• やること
映画『ラジオの恋』についての本文で、横山雄二が難しかったと話しているのはどのシーンですか。

• 本文
■ ■ ■ ■
「地方で生まれた小さな映画がちょっとだけ幸せを届けます」横山雄二
広島で生まれた映画『ラジオの恋』が、広島での大ヒット上映を経て、全国公開される。主演のラジオパーソナリティーには、カリスマ的人気を誇るRCC中国放送の現役アナウンサー横山雄二。
「自分の役ですからやりやすいところはたくさんありましたが、冒頭のシーンが難しかった。ラジオのブースでずっと喋るシーンだったんですけど、初めて人に与えられた台本を覚えつつ、自由に喋っている演技をしました。人気者という設定なので、あそこがつまらないとこの映画はダメだと思ったので、すごくやりにくかったですね」
出演者はアンガールズをはじめ広島県の人ばかり。しかも同県出身の矢沢永吉の楽曲も使用されている。
■ ■ ■ ■
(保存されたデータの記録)
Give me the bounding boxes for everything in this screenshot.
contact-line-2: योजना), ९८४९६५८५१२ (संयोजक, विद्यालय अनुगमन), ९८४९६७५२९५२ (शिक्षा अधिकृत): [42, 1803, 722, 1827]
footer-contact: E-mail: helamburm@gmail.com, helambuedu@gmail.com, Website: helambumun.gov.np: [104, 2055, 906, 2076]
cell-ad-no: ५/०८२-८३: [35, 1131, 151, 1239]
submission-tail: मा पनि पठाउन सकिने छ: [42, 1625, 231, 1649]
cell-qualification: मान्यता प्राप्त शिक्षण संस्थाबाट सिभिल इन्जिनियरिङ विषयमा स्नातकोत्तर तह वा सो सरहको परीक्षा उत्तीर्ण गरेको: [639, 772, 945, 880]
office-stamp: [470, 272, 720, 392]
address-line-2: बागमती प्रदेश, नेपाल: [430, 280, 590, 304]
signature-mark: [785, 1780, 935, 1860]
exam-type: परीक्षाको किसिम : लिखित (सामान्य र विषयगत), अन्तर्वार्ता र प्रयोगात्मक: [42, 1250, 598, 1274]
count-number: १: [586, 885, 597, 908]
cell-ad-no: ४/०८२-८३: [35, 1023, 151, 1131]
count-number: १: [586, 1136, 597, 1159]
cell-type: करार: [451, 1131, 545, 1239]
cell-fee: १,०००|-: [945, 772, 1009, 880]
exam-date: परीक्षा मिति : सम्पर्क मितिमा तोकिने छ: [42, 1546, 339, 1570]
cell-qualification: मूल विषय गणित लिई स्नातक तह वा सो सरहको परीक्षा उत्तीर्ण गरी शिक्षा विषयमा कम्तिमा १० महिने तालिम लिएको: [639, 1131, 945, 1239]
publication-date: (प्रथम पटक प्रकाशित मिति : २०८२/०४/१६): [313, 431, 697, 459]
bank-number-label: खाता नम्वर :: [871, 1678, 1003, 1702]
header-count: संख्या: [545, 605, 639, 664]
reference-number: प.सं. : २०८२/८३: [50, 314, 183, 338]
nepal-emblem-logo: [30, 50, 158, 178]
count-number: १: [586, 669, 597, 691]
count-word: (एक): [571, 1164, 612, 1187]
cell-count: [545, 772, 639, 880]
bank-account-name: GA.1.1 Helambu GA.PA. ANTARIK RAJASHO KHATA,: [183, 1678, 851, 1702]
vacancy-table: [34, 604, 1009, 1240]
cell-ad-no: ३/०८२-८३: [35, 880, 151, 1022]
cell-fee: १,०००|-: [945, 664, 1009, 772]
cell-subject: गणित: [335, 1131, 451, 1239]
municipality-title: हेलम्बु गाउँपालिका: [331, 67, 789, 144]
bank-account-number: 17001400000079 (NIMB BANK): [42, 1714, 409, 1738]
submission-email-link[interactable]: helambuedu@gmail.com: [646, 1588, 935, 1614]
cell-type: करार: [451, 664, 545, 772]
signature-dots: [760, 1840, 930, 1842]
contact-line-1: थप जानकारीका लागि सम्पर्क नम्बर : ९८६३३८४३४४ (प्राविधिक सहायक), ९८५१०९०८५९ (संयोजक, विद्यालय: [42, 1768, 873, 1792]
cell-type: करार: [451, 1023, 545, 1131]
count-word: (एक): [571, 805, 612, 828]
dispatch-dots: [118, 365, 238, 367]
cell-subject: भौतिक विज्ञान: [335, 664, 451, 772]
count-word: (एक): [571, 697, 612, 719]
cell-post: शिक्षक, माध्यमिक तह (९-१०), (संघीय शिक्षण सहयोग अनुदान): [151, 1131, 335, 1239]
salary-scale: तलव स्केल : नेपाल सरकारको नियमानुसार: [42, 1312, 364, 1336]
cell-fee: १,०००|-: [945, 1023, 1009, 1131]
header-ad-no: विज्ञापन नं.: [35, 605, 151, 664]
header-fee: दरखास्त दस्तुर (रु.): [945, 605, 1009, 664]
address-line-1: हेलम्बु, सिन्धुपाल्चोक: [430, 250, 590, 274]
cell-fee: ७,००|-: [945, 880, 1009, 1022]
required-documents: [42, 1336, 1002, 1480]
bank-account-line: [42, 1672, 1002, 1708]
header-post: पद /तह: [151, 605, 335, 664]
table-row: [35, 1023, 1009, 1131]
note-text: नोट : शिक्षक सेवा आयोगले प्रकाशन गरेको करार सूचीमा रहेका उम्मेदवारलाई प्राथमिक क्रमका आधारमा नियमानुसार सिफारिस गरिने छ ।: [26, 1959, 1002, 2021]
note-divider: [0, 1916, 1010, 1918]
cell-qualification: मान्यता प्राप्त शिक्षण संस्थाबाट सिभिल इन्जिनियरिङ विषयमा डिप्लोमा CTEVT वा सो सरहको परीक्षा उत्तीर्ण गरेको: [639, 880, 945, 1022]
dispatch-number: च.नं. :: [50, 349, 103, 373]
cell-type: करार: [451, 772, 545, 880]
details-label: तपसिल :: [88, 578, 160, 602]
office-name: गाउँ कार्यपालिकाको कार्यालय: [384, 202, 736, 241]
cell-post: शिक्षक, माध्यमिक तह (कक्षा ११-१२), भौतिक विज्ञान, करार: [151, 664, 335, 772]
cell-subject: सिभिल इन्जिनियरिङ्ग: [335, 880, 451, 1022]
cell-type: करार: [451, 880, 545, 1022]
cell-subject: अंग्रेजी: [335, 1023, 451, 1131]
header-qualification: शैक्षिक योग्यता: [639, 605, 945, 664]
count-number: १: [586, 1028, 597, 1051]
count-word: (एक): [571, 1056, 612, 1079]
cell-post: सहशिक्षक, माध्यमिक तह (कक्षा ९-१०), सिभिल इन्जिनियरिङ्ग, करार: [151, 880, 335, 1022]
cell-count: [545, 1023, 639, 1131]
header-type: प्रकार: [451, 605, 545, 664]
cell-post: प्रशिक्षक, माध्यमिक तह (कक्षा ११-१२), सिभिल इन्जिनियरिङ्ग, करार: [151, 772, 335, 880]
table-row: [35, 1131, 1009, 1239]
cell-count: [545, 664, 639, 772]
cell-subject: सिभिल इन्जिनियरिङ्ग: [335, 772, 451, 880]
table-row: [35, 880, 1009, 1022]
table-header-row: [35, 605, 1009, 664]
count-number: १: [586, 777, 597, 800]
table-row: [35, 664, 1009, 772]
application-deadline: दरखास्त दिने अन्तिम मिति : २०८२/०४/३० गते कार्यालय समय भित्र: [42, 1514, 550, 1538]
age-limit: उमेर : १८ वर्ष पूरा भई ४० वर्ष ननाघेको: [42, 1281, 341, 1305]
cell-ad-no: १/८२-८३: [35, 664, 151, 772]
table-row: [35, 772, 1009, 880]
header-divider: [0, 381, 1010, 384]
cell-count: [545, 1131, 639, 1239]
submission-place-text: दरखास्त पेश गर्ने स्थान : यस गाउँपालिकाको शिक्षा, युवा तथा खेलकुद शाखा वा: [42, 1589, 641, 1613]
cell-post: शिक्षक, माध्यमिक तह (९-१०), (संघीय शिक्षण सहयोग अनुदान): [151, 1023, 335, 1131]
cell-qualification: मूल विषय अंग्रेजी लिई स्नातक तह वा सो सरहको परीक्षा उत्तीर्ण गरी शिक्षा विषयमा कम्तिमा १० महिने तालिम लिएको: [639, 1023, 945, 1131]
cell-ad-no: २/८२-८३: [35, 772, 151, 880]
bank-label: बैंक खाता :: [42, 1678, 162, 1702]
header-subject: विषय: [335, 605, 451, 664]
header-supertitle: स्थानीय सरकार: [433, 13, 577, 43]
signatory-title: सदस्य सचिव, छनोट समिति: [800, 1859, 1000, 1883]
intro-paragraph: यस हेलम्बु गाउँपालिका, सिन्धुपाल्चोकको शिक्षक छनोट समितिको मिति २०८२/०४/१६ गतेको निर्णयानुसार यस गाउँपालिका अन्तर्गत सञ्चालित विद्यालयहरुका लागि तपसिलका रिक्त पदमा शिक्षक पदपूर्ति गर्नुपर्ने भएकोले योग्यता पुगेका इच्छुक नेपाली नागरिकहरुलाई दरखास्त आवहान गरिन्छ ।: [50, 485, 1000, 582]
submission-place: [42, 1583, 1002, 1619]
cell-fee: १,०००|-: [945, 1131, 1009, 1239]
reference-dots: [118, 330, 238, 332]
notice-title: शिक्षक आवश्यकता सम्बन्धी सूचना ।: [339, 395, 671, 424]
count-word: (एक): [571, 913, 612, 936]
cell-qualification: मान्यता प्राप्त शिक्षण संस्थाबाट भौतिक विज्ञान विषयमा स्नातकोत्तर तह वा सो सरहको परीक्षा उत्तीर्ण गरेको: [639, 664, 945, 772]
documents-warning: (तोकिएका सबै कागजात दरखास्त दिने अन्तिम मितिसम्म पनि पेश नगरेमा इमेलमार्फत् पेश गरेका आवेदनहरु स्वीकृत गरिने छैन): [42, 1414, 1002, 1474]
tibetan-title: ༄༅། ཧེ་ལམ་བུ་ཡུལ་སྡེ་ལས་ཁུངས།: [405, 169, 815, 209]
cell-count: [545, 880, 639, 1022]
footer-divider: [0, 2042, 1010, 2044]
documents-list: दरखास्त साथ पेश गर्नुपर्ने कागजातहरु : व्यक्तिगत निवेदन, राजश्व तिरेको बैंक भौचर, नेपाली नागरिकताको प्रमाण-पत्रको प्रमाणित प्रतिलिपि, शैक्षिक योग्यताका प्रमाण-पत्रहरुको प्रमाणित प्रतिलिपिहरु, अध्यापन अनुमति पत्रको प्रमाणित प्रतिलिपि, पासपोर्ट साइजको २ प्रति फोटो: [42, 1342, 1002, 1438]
■ ■ ■ ■
• 解答例
冒頭の、ラジオのブースでずっと喋るシーンです。